Exercise description:
Pictures appear in the records below; write out everything else exactly.
# START OF Data for the task
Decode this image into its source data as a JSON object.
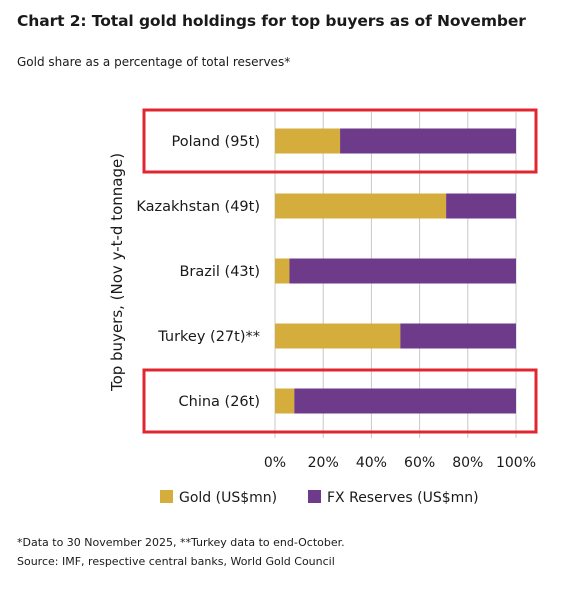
{
  "chart_data": {
    "type": "bar",
    "orientation": "horizontal",
    "stacked": true,
    "title": "Chart 2: Total gold holdings for top buyers as of November",
    "subtitle": "Gold share as a percentage of total reserves*",
    "ylabel": "Top buyers, (Nov y-t-d tonnage)",
    "xlabel": "",
    "xlim": [
      0,
      100
    ],
    "x_ticks": [
      "0%",
      "20%",
      "40%",
      "60%",
      "80%",
      "100%"
    ],
    "grid": true,
    "legend_position": "bottom",
    "categories": [
      "Poland (95t)",
      "Kazakhstan (49t)",
      "Brazil (43t)",
      "Turkey (27t)**",
      "China (26t)"
    ],
    "series": [
      {
        "name": "Gold (US$mn)",
        "color": "#d4ad3c",
        "values": [
          27,
          71,
          6,
          52,
          8
        ]
      },
      {
        "name": "FX Reserves (US$mn)",
        "color": "#6e3a8a",
        "values": [
          73,
          29,
          94,
          48,
          92
        ]
      }
    ],
    "highlighted": [
      "Poland (95t)",
      "China (26t)"
    ],
    "highlight_color": "#e0262f"
  },
  "footnotes": {
    "note": "*Data to 30 November 2025, **Turkey data to end-October.",
    "source": "Source: IMF, respective central banks, World Gold Council"
  }
}
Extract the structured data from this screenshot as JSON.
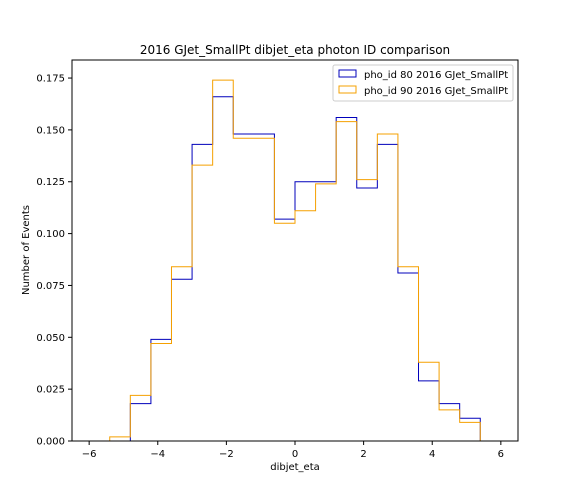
{
  "chart_data": {
    "type": "step-histogram",
    "title": "2016 GJet_SmallPt dibjet_eta photon ID comparison",
    "xlabel": "dibjet_eta",
    "ylabel": "Number of Events",
    "xlim": [
      -6.5,
      6.5
    ],
    "ylim": [
      0,
      0.1837
    ],
    "xticks": [
      -6,
      -4,
      -2,
      0,
      2,
      4,
      6
    ],
    "xtick_labels": [
      "−6",
      "−4",
      "−2",
      "0",
      "2",
      "4",
      "6"
    ],
    "yticks": [
      0,
      0.025,
      0.05,
      0.075,
      0.1,
      0.125,
      0.15,
      0.175
    ],
    "ytick_labels": [
      "0.000",
      "0.025",
      "0.050",
      "0.075",
      "0.100",
      "0.125",
      "0.150",
      "0.175"
    ],
    "grid": false,
    "legend_position": "top-right",
    "bin_edges": [
      -5.4,
      -4.8,
      -4.2,
      -3.6,
      -3.0,
      -2.4,
      -1.8,
      -1.2,
      -0.6,
      0.0,
      0.6,
      1.2,
      1.8,
      2.4,
      3.0,
      3.6,
      4.2,
      4.8,
      5.4
    ],
    "series": [
      {
        "name": "pho_id 80 2016 GJet_SmallPt",
        "color": "#0000bb",
        "values": [
          0.0,
          0.018,
          0.049,
          0.078,
          0.143,
          0.166,
          0.148,
          0.148,
          0.107,
          0.125,
          0.125,
          0.156,
          0.122,
          0.143,
          0.081,
          0.029,
          0.018,
          0.011
        ]
      },
      {
        "name": "pho_id 90 2016 GJet_SmallPt",
        "color": "#f5a000",
        "values": [
          0.002,
          0.022,
          0.047,
          0.084,
          0.133,
          0.174,
          0.146,
          0.146,
          0.105,
          0.111,
          0.124,
          0.154,
          0.126,
          0.148,
          0.084,
          0.038,
          0.015,
          0.009
        ]
      }
    ]
  }
}
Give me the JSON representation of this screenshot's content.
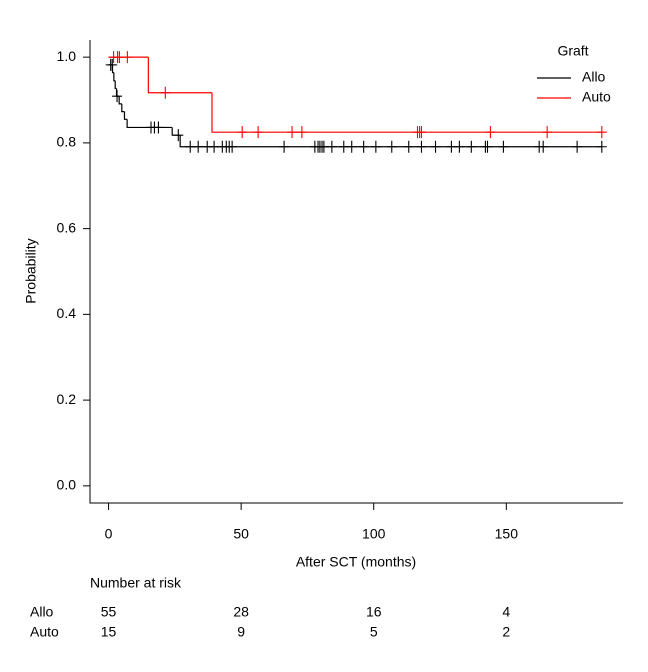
{
  "chart_data": {
    "type": "step",
    "xlabel": "After SCT (months)",
    "ylabel": "Probability",
    "xlim": [
      -7,
      194
    ],
    "ylim": [
      -0.04,
      1.04
    ],
    "xticks": [
      0,
      50,
      100,
      150
    ],
    "yticks": [
      {
        "value": 0,
        "label": "0.0"
      },
      {
        "value": 0.2,
        "label": "0.2"
      },
      {
        "value": 0.4,
        "label": "0.4"
      },
      {
        "value": 0.6,
        "label": "0.6"
      },
      {
        "value": 0.8,
        "label": "0.8"
      },
      {
        "value": 1,
        "label": "1.0"
      }
    ],
    "legend_title": "Graft",
    "legend_position": "topright",
    "series": [
      {
        "name": "Allo",
        "color": "#000000",
        "x": [
          0,
          1.5,
          2,
          2.5,
          3,
          4,
          5,
          6,
          7,
          24,
          27
        ],
        "values": [
          0.982,
          0.964,
          0.945,
          0.927,
          0.909,
          0.891,
          0.873,
          0.855,
          0.836,
          0.818,
          0.791
        ],
        "censored": [
          0.8,
          1.4,
          3.2,
          16,
          17.3,
          18.8,
          26.3,
          30.8,
          33.8,
          37.2,
          39.8,
          42.9,
          44.4,
          45.5,
          46.6,
          66.2,
          77.8,
          79,
          79.7,
          80.5,
          81.2,
          84.2,
          88.7,
          91.7,
          96.2,
          100.8,
          106.8,
          113.2,
          118,
          123.3,
          129.3,
          132.3,
          136.8,
          142.1,
          142.9,
          148.9,
          162.4,
          163.9,
          176.7,
          186
        ]
      },
      {
        "name": "Auto",
        "color": "#ff0000",
        "x": [
          0,
          15,
          39
        ],
        "values": [
          1,
          0.917,
          0.825
        ],
        "censored": [
          1.9,
          3.4,
          4.1,
          7.1,
          21.4,
          50.4,
          56.4,
          69.2,
          72.9,
          116.5,
          117.3,
          118,
          144,
          165.4,
          186
        ]
      }
    ],
    "risk_table": {
      "title": "Number at risk",
      "times": [
        0,
        50,
        100,
        150
      ],
      "rows": [
        {
          "name": "Allo",
          "values": [
            55,
            28,
            16,
            4
          ]
        },
        {
          "name": "Auto",
          "values": [
            15,
            9,
            5,
            2
          ]
        }
      ]
    }
  }
}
# END OF Data for the task
Written solution:
Decode this image into its source data as a JSON object.
{
  "chart_data": {
    "type": "bar",
    "orientation": "horizontal",
    "stacked": true,
    "title": "Chart 2: Total gold holdings for top buyers as of November",
    "subtitle": "Gold share as a percentage of total reserves*",
    "ylabel": "Top buyers, (Nov y-t-d tonnage)",
    "xlabel": "",
    "xlim": [
      0,
      100
    ],
    "x_ticks": [
      "0%",
      "20%",
      "40%",
      "60%",
      "80%",
      "100%"
    ],
    "grid": true,
    "legend_position": "bottom",
    "categories": [
      "Poland (95t)",
      "Kazakhstan (49t)",
      "Brazil (43t)",
      "Turkey (27t)**",
      "China (26t)"
    ],
    "series": [
      {
        "name": "Gold (US$mn)",
        "color": "#d4ad3c",
        "values": [
          27,
          71,
          6,
          52,
          8
        ]
      },
      {
        "name": "FX Reserves (US$mn)",
        "color": "#6e3a8a",
        "values": [
          73,
          29,
          94,
          48,
          92
        ]
      }
    ],
    "highlighted": [
      "Poland (95t)",
      "China (26t)"
    ],
    "highlight_color": "#e0262f"
  },
  "footnotes": {
    "note": "*Data to 30 November 2025, **Turkey data to end-October.",
    "source": "Source: IMF, respective central banks, World Gold Council"
  }
}
Extract the structured data from this screenshot as JSON.
{
  "chart_data": {
    "type": "step-histogram",
    "title": "2016 GJet_SmallPt dibjet_eta photon ID comparison",
    "xlabel": "dibjet_eta",
    "ylabel": "Number of Events",
    "xlim": [
      -6.5,
      6.5
    ],
    "ylim": [
      0,
      0.1837
    ],
    "xticks": [
      -6,
      -4,
      -2,
      0,
      2,
      4,
      6
    ],
    "xtick_labels": [
      "−6",
      "−4",
      "−2",
      "0",
      "2",
      "4",
      "6"
    ],
    "yticks": [
      0,
      0.025,
      0.05,
      0.075,
      0.1,
      0.125,
      0.15,
      0.175
    ],
    "ytick_labels": [
      "0.000",
      "0.025",
      "0.050",
      "0.075",
      "0.100",
      "0.125",
      "0.150",
      "0.175"
    ],
    "grid": false,
    "legend_position": "top-right",
    "bin_edges": [
      -5.4,
      -4.8,
      -4.2,
      -3.6,
      -3.0,
      -2.4,
      -1.8,
      -1.2,
      -0.6,
      0.0,
      0.6,
      1.2,
      1.8,
      2.4,
      3.0,
      3.6,
      4.2,
      4.8,
      5.4
    ],
    "series": [
      {
        "name": "pho_id 80 2016 GJet_SmallPt",
        "color": "#0000bb",
        "values": [
          0.0,
          0.018,
          0.049,
          0.078,
          0.143,
          0.166,
          0.148,
          0.148,
          0.107,
          0.125,
          0.125,
          0.156,
          0.122,
          0.143,
          0.081,
          0.029,
          0.018,
          0.011
        ]
      },
      {
        "name": "pho_id 90 2016 GJet_SmallPt",
        "color": "#f5a000",
        "values": [
          0.002,
          0.022,
          0.047,
          0.084,
          0.133,
          0.174,
          0.146,
          0.146,
          0.105,
          0.111,
          0.124,
          0.154,
          0.126,
          0.148,
          0.084,
          0.038,
          0.015,
          0.009
        ]
      }
    ]
  }
}
Give me the JSON representation of this screenshot's content.
{
  "chart_data": {
    "type": "step",
    "xlabel": "After SCT (months)",
    "ylabel": "Probability",
    "xlim": [
      -7,
      194
    ],
    "ylim": [
      -0.04,
      1.04
    ],
    "xticks": [
      0,
      50,
      100,
      150
    ],
    "yticks": [
      {
        "value": 0,
        "label": "0.0"
      },
      {
        "value": 0.2,
        "label": "0.2"
      },
      {
        "value": 0.4,
        "label": "0.4"
      },
      {
        "value": 0.6,
        "label": "0.6"
      },
      {
        "value": 0.8,
        "label": "0.8"
      },
      {
        "value": 1,
        "label": "1.0"
      }
    ],
    "legend_title": "Graft",
    "legend_position": "topright",
    "series": [
      {
        "name": "Allo",
        "color": "#000000",
        "x": [
          0,
          1.5,
          2,
          2.5,
          3,
          4,
          5,
          6,
          7,
          24,
          27
        ],
        "values": [
          0.982,
          0.964,
          0.945,
          0.927,
          0.909,
          0.891,
          0.873,
          0.855,
          0.836,
          0.818,
          0.791
        ],
        "censored": [
          0.8,
          1.4,
          3.2,
          16,
          17.3,
          18.8,
          26.3,
          30.8,
          33.8,
          37.2,
          39.8,
          42.9,
          44.4,
          45.5,
          46.6,
          66.2,
          77.8,
          79,
          79.7,
          80.5,
          81.2,
          84.2,
          88.7,
          91.7,
          96.2,
          100.8,
          106.8,
          113.2,
          118,
          123.3,
          129.3,
          132.3,
          136.8,
          142.1,
          142.9,
          148.9,
          162.4,
          163.9,
          176.7,
          186
        ]
      },
      {
        "name": "Auto",
        "color": "#ff0000",
        "x": [
          0,
          15,
          39
        ],
        "values": [
          1,
          0.917,
          0.825
        ],
        "censored": [
          1.9,
          3.4,
          4.1,
          7.1,
          21.4,
          50.4,
          56.4,
          69.2,
          72.9,
          116.5,
          117.3,
          118,
          144,
          165.4,
          186
        ]
      }
    ],
    "risk_table": {
      "title": "Number at risk",
      "times": [
        0,
        50,
        100,
        150
      ],
      "rows": [
        {
          "name": "Allo",
          "values": [
            55,
            28,
            16,
            4
          ]
        },
        {
          "name": "Auto",
          "values": [
            15,
            9,
            5,
            2
          ]
        }
      ]
    }
  }
}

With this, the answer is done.